# Start of The data

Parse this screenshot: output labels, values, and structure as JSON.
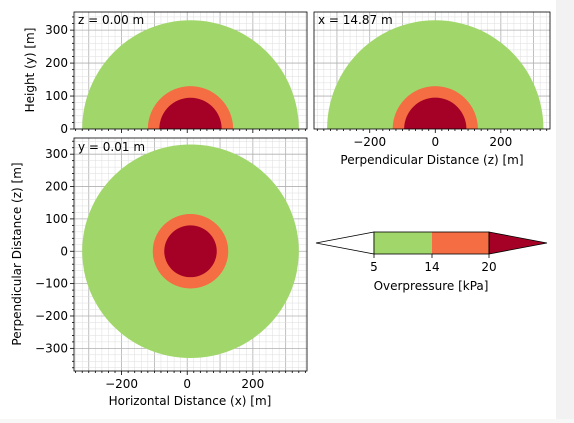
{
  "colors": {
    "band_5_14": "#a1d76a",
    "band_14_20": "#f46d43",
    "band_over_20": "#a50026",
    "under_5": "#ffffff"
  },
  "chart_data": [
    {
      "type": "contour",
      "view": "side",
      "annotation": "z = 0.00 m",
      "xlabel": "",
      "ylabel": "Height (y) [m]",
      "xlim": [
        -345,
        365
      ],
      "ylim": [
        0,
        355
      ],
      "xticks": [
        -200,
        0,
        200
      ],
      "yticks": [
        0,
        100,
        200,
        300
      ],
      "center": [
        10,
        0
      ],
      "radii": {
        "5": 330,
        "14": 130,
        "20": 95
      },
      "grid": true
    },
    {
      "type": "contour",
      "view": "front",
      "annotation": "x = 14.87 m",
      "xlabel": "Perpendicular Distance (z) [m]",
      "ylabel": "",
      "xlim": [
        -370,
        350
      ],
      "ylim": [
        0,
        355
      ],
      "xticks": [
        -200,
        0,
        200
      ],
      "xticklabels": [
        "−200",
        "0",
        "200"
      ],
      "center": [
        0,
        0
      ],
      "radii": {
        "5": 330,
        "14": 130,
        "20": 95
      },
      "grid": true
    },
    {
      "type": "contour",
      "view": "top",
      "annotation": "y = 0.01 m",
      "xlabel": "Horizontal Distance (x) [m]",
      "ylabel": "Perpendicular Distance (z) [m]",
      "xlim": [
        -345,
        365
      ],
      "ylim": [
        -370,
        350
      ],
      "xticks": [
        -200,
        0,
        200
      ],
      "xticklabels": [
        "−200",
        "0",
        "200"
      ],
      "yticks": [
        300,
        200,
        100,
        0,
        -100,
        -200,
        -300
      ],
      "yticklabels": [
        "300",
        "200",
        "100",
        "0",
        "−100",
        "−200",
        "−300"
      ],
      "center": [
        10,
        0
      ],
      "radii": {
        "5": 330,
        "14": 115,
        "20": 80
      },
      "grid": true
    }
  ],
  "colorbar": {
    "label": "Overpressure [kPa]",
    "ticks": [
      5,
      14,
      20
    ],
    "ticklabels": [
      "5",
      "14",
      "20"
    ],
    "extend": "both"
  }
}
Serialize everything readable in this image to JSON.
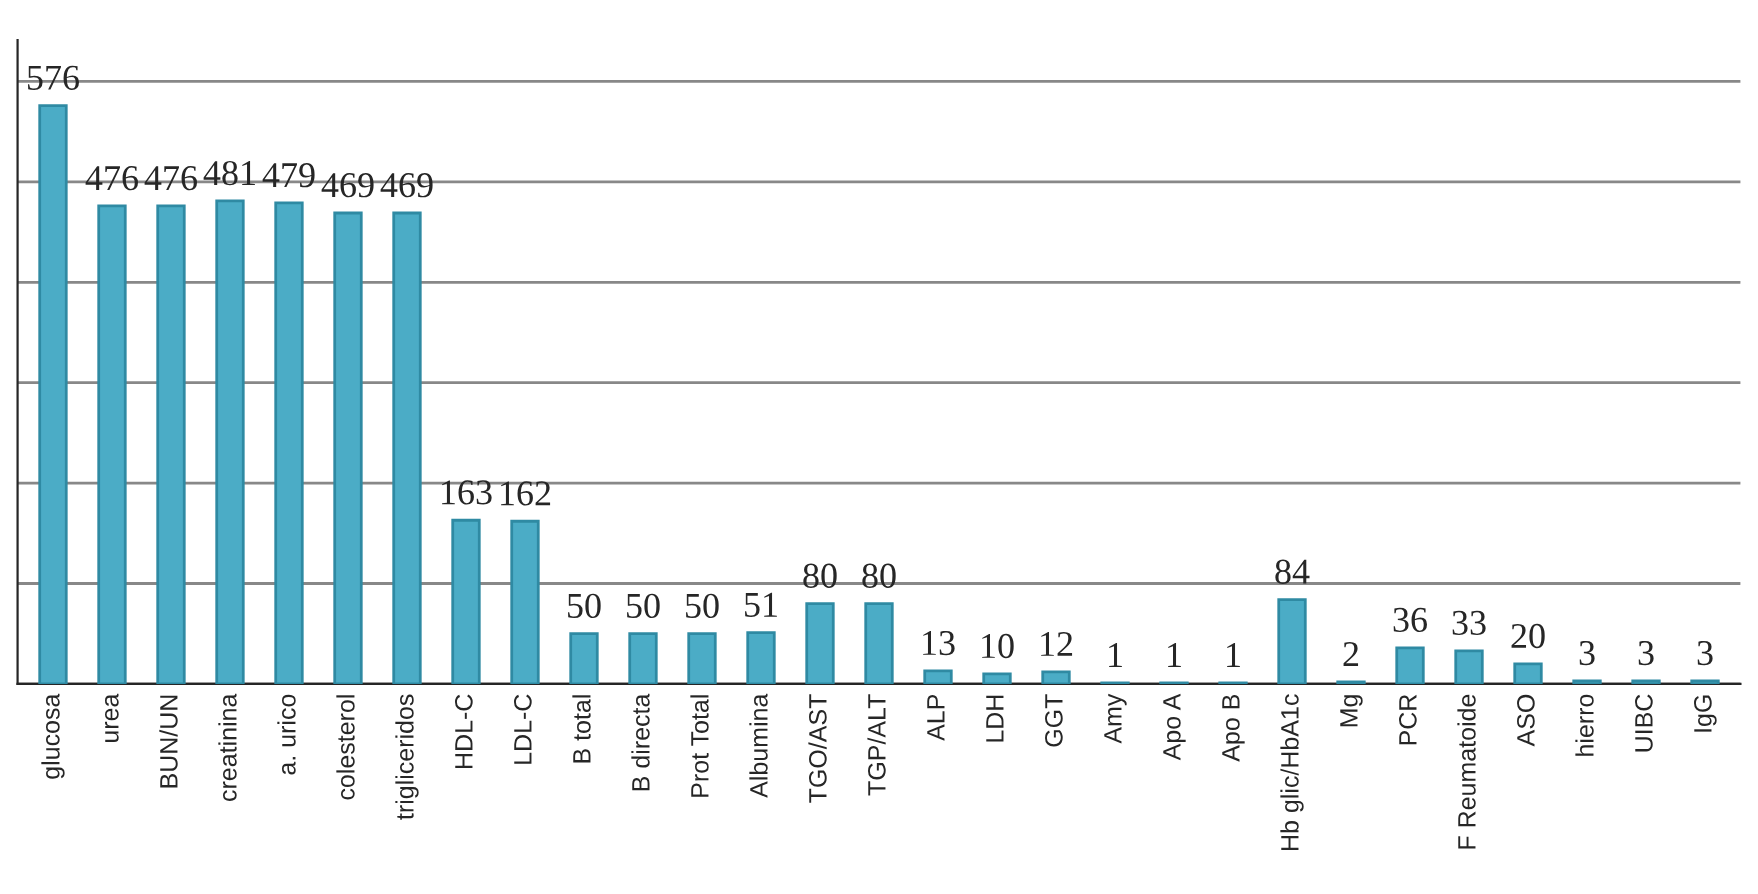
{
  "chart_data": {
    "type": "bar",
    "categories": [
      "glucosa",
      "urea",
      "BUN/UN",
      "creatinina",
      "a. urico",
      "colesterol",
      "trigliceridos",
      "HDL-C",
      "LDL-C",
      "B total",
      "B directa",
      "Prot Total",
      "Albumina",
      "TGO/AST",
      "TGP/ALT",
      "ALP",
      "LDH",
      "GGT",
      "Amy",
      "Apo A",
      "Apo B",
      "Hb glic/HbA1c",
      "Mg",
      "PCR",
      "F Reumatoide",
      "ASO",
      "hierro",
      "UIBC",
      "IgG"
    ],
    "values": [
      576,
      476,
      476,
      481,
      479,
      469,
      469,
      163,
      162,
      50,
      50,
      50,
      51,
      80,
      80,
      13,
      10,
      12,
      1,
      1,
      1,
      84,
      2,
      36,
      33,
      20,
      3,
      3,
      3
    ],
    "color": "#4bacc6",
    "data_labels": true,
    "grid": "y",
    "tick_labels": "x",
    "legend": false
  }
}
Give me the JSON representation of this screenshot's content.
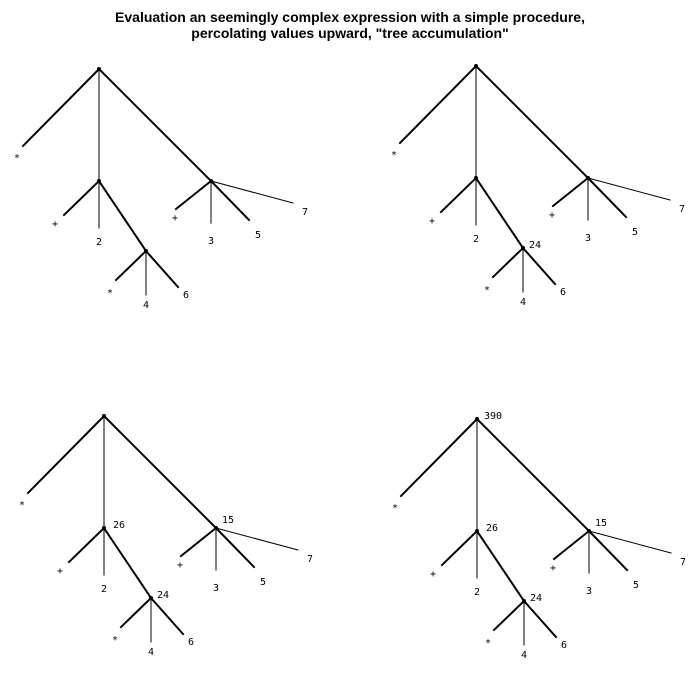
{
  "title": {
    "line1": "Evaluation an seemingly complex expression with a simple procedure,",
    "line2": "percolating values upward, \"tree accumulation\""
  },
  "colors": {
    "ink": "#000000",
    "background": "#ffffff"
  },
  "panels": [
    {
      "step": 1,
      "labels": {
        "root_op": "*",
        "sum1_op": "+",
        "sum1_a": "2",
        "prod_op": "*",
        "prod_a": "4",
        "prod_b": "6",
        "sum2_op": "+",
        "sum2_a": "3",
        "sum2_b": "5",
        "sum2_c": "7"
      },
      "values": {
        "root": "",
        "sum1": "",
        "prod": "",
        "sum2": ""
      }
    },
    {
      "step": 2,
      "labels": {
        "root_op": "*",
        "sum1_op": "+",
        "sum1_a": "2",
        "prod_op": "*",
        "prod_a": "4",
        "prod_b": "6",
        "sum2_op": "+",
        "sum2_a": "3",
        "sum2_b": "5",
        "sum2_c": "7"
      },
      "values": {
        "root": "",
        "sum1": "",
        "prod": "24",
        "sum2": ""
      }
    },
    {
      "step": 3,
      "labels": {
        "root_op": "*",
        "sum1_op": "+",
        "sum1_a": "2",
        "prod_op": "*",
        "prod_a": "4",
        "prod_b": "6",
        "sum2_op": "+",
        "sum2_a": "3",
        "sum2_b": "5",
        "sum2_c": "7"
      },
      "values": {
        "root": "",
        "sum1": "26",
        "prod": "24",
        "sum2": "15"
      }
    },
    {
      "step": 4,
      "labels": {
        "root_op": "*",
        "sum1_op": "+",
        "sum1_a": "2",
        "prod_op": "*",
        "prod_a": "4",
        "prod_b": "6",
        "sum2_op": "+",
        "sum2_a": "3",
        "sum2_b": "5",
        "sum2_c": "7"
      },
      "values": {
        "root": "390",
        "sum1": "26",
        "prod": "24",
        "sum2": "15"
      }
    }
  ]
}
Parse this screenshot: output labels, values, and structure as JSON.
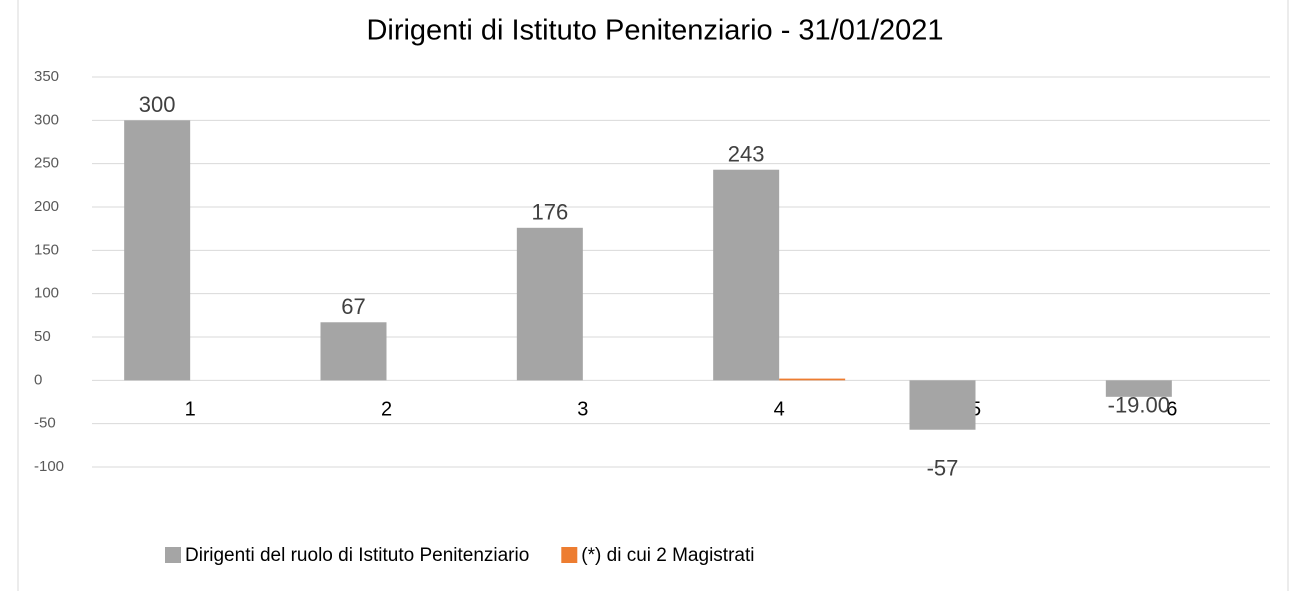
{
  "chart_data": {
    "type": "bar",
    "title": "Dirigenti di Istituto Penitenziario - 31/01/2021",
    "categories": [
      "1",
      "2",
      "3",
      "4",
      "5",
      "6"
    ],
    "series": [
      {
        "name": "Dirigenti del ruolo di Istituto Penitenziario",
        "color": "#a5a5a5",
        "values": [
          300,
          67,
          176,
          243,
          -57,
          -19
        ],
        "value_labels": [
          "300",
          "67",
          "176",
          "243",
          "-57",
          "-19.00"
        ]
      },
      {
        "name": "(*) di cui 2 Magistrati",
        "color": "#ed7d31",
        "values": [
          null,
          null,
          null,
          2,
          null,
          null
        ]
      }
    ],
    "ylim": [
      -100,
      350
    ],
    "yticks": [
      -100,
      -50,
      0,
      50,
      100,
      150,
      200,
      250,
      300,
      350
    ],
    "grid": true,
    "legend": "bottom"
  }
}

# End of The data

◆ Work required ◆
Go through the entries above and pull out each line with "Perpendicular" in it.

◆ Reply to the exercise ◆
      "xlabel": "Perpendicular Distance (z) [m]",
      "ylabel": "Perpendicular Distance (z) [m]",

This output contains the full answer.